Raw records:
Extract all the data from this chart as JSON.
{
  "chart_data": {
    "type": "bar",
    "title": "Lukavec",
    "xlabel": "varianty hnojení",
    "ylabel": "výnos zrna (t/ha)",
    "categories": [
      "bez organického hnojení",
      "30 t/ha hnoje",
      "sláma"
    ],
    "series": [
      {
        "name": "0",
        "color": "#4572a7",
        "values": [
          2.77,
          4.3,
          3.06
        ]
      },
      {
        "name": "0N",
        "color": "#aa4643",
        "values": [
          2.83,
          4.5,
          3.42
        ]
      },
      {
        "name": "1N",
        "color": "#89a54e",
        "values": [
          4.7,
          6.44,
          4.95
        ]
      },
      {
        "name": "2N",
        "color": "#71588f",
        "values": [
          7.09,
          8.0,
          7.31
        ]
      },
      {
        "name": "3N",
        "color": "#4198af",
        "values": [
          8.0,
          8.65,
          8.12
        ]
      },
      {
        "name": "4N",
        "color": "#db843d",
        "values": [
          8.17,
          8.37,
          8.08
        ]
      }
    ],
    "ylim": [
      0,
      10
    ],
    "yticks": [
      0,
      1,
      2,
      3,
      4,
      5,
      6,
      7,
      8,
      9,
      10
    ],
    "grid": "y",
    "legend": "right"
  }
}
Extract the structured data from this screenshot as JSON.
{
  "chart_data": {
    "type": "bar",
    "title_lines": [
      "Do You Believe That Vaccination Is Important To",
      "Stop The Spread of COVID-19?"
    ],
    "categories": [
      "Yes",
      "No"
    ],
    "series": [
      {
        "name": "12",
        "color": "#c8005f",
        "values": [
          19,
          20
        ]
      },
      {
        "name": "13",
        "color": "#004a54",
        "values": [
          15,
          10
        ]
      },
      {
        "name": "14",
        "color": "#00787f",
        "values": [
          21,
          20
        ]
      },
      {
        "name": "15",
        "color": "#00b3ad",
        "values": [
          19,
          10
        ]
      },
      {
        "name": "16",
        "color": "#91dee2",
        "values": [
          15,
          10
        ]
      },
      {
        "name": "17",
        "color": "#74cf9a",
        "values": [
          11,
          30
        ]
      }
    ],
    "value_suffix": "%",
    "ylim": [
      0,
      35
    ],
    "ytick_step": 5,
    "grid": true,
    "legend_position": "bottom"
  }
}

What you will do:
Extract the listing in its entirety, matching it exactly.

Solution to the exercise:
Extract all the data from this chart as JSON.
{
  "chart_data": {
    "type": "bar",
    "title": "Lukavec",
    "xlabel": "varianty hnojení",
    "ylabel": "výnos zrna (t/ha)",
    "categories": [
      "bez organického hnojení",
      "30 t/ha hnoje",
      "sláma"
    ],
    "series": [
      {
        "name": "0",
        "color": "#4572a7",
        "values": [
          2.77,
          4.3,
          3.06
        ]
      },
      {
        "name": "0N",
        "color": "#aa4643",
        "values": [
          2.83,
          4.5,
          3.42
        ]
      },
      {
        "name": "1N",
        "color": "#89a54e",
        "values": [
          4.7,
          6.44,
          4.95
        ]
      },
      {
        "name": "2N",
        "color": "#71588f",
        "values": [
          7.09,
          8.0,
          7.31
        ]
      },
      {
        "name": "3N",
        "color": "#4198af",
        "values": [
          8.0,
          8.65,
          8.12
        ]
      },
      {
        "name": "4N",
        "color": "#db843d",
        "values": [
          8.17,
          8.37,
          8.08
        ]
      }
    ],
    "ylim": [
      0,
      10
    ],
    "yticks": [
      0,
      1,
      2,
      3,
      4,
      5,
      6,
      7,
      8,
      9,
      10
    ],
    "grid": "y",
    "legend": "right"
  }
}
Extract the structured data from this screenshot as JSON.
{
  "chart_data": {
    "type": "bar",
    "title_lines": [
      "Do You Believe That Vaccination Is Important To",
      "Stop The Spread of COVID-19?"
    ],
    "categories": [
      "Yes",
      "No"
    ],
    "series": [
      {
        "name": "12",
        "color": "#c8005f",
        "values": [
          19,
          20
        ]
      },
      {
        "name": "13",
        "color": "#004a54",
        "values": [
          15,
          10
        ]
      },
      {
        "name": "14",
        "color": "#00787f",
        "values": [
          21,
          20
        ]
      },
      {
        "name": "15",
        "color": "#00b3ad",
        "values": [
          19,
          10
        ]
      },
      {
        "name": "16",
        "color": "#91dee2",
        "values": [
          15,
          10
        ]
      },
      {
        "name": "17",
        "color": "#74cf9a",
        "values": [
          11,
          30
        ]
      }
    ],
    "value_suffix": "%",
    "ylim": [
      0,
      35
    ],
    "ytick_step": 5,
    "grid": true,
    "legend_position": "bottom"
  }
}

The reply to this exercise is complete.